◆ Request: Only a number is required: how many lines of the material contain the word "name"?
Begin
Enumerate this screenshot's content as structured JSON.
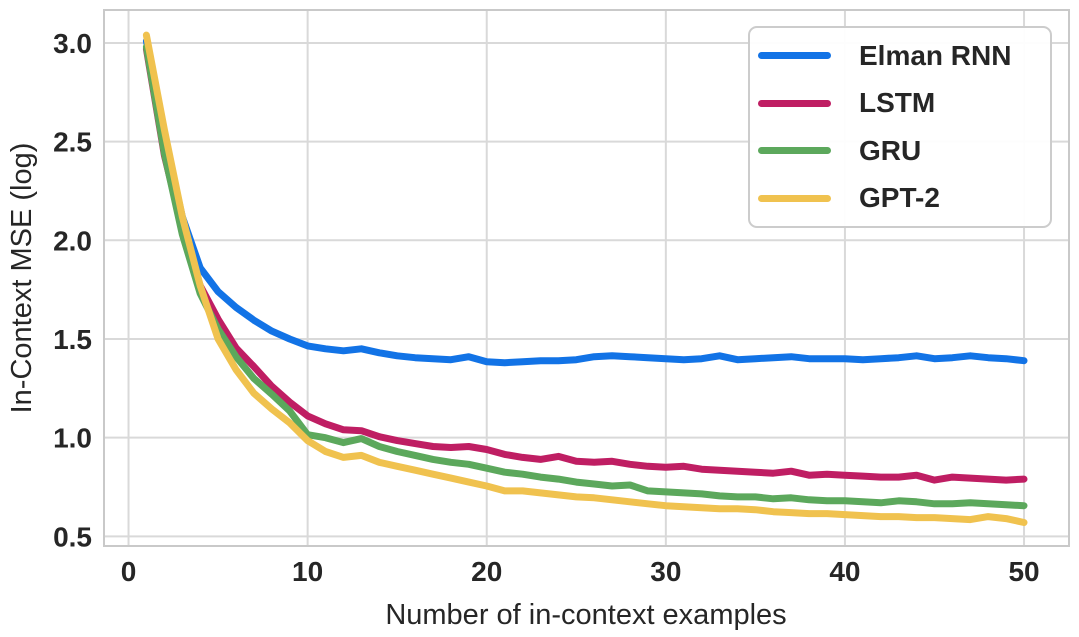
{
  "figure": {
    "background_color": "#ffffff",
    "text_color": "#262626",
    "grid_color": "#d9d9d9",
    "spine_color": "#c9c9c9"
  },
  "chart_data": {
    "type": "line",
    "title": "",
    "xlabel": "Number of in-context examples",
    "ylabel": "In-Context MSE (log)",
    "grid": true,
    "legend_position": "upper right",
    "xlim": [
      -1.37,
      52.51
    ],
    "ylim": [
      0.451,
      3.167
    ],
    "xticks": {
      "values": [
        0,
        10,
        20,
        30,
        40,
        50
      ],
      "labels": [
        "0",
        "10",
        "20",
        "30",
        "40",
        "50"
      ]
    },
    "yticks": {
      "values": [
        0.5,
        1.0,
        1.5,
        2.0,
        2.5,
        3.0
      ],
      "labels": [
        "0.5",
        "1.0",
        "1.5",
        "2.0",
        "2.5",
        "3.0"
      ]
    },
    "x": [
      1,
      2,
      3,
      4,
      5,
      6,
      7,
      8,
      9,
      10,
      11,
      12,
      13,
      14,
      15,
      16,
      17,
      18,
      19,
      20,
      21,
      22,
      23,
      24,
      25,
      26,
      27,
      28,
      29,
      30,
      31,
      32,
      33,
      34,
      35,
      36,
      37,
      38,
      39,
      40,
      41,
      42,
      43,
      44,
      45,
      46,
      47,
      48,
      49,
      50
    ],
    "series": [
      {
        "name": "Elman RNN",
        "color": "#1273e6",
        "values": [
          3.01,
          2.52,
          2.12,
          1.86,
          1.74,
          1.66,
          1.595,
          1.54,
          1.5,
          1.465,
          1.45,
          1.44,
          1.45,
          1.43,
          1.415,
          1.405,
          1.4,
          1.395,
          1.41,
          1.385,
          1.38,
          1.385,
          1.39,
          1.39,
          1.395,
          1.41,
          1.415,
          1.41,
          1.405,
          1.4,
          1.395,
          1.4,
          1.415,
          1.395,
          1.4,
          1.405,
          1.41,
          1.4,
          1.4,
          1.4,
          1.395,
          1.4,
          1.405,
          1.415,
          1.4,
          1.405,
          1.415,
          1.405,
          1.4,
          1.39
        ]
      },
      {
        "name": "LSTM",
        "color": "#bf1e63",
        "values": [
          2.97,
          2.43,
          2.06,
          1.77,
          1.6,
          1.455,
          1.36,
          1.26,
          1.18,
          1.11,
          1.07,
          1.04,
          1.035,
          1.005,
          0.985,
          0.97,
          0.955,
          0.95,
          0.955,
          0.94,
          0.915,
          0.9,
          0.89,
          0.905,
          0.88,
          0.875,
          0.88,
          0.865,
          0.855,
          0.85,
          0.855,
          0.84,
          0.835,
          0.83,
          0.825,
          0.82,
          0.83,
          0.81,
          0.815,
          0.81,
          0.805,
          0.8,
          0.8,
          0.81,
          0.785,
          0.8,
          0.795,
          0.79,
          0.785,
          0.79
        ]
      },
      {
        "name": "GRU",
        "color": "#5ca85c",
        "values": [
          2.98,
          2.44,
          2.03,
          1.73,
          1.55,
          1.41,
          1.3,
          1.22,
          1.135,
          1.015,
          1.0,
          0.975,
          0.995,
          0.955,
          0.93,
          0.91,
          0.89,
          0.875,
          0.865,
          0.845,
          0.825,
          0.815,
          0.8,
          0.79,
          0.775,
          0.765,
          0.755,
          0.76,
          0.73,
          0.725,
          0.72,
          0.715,
          0.705,
          0.7,
          0.7,
          0.69,
          0.695,
          0.685,
          0.68,
          0.68,
          0.675,
          0.67,
          0.68,
          0.675,
          0.665,
          0.665,
          0.67,
          0.665,
          0.66,
          0.655
        ]
      },
      {
        "name": "GPT-2",
        "color": "#f0c24f",
        "values": [
          3.04,
          2.56,
          2.12,
          1.77,
          1.5,
          1.345,
          1.225,
          1.145,
          1.075,
          0.985,
          0.93,
          0.9,
          0.91,
          0.875,
          0.855,
          0.835,
          0.815,
          0.795,
          0.775,
          0.755,
          0.73,
          0.73,
          0.72,
          0.71,
          0.7,
          0.695,
          0.685,
          0.675,
          0.665,
          0.655,
          0.65,
          0.645,
          0.64,
          0.64,
          0.635,
          0.625,
          0.62,
          0.615,
          0.615,
          0.61,
          0.605,
          0.6,
          0.6,
          0.595,
          0.595,
          0.59,
          0.585,
          0.6,
          0.59,
          0.57
        ]
      }
    ]
  }
}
End
◆ Result for this exercise: 4